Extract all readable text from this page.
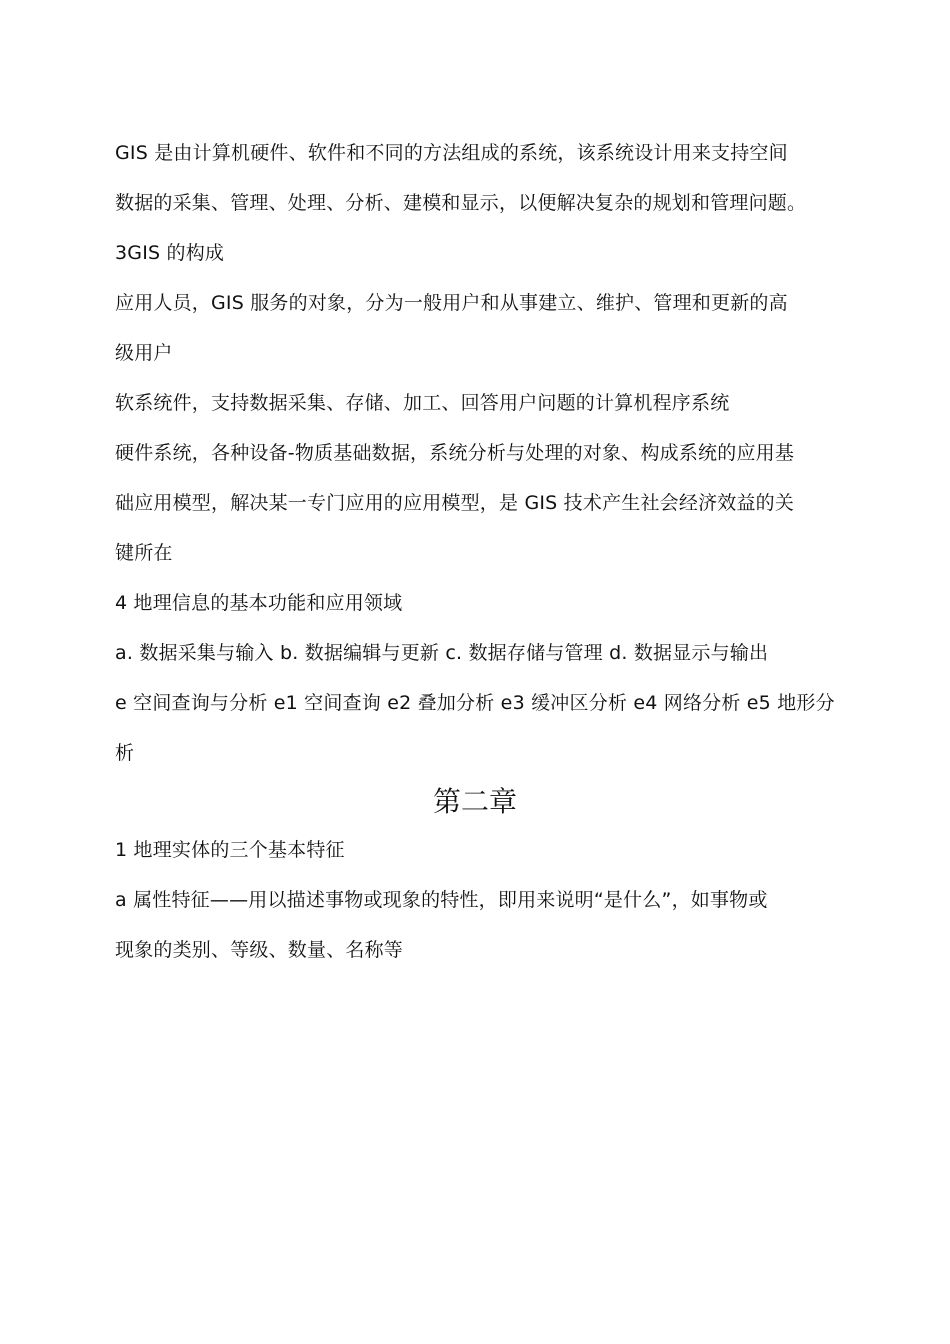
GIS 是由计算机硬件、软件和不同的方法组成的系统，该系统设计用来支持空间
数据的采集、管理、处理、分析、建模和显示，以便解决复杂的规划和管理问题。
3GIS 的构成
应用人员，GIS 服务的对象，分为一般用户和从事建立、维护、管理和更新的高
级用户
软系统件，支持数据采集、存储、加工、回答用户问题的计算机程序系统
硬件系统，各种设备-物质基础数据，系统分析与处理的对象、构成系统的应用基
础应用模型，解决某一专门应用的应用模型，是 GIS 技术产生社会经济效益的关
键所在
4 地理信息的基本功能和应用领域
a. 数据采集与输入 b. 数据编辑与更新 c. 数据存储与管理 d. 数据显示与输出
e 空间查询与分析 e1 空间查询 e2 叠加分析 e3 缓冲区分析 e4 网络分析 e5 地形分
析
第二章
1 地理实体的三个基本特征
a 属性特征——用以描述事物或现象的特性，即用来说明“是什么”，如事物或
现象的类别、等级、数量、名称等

--*--

# TASK OBJECTIVE
Skipping the pictures, transcribe each line above exactly as it appears.

# SOLVED PROBLEM
Extract all readable text from this page.
GIS 是由计算机硬件、软件和不同的方法组成的系统，该系统设计用来支持空间
数据的采集、管理、处理、分析、建模和显示，以便解决复杂的规划和管理问题。
3GIS 的构成
应用人员，GIS 服务的对象，分为一般用户和从事建立、维护、管理和更新的高
级用户
软系统件，支持数据采集、存储、加工、回答用户问题的计算机程序系统
硬件系统，各种设备-物质基础数据，系统分析与处理的对象、构成系统的应用基
础应用模型，解决某一专门应用的应用模型，是 GIS 技术产生社会经济效益的关
键所在
4 地理信息的基本功能和应用领域
a. 数据采集与输入 b. 数据编辑与更新 c. 数据存储与管理 d. 数据显示与输出
e 空间查询与分析 e1 空间查询 e2 叠加分析 e3 缓冲区分析 e4 网络分析 e5 地形分
析
第二章
1 地理实体的三个基本特征
a 属性特征——用以描述事物或现象的特性，即用来说明“是什么”，如事物或
现象的类别、等级、数量、名称等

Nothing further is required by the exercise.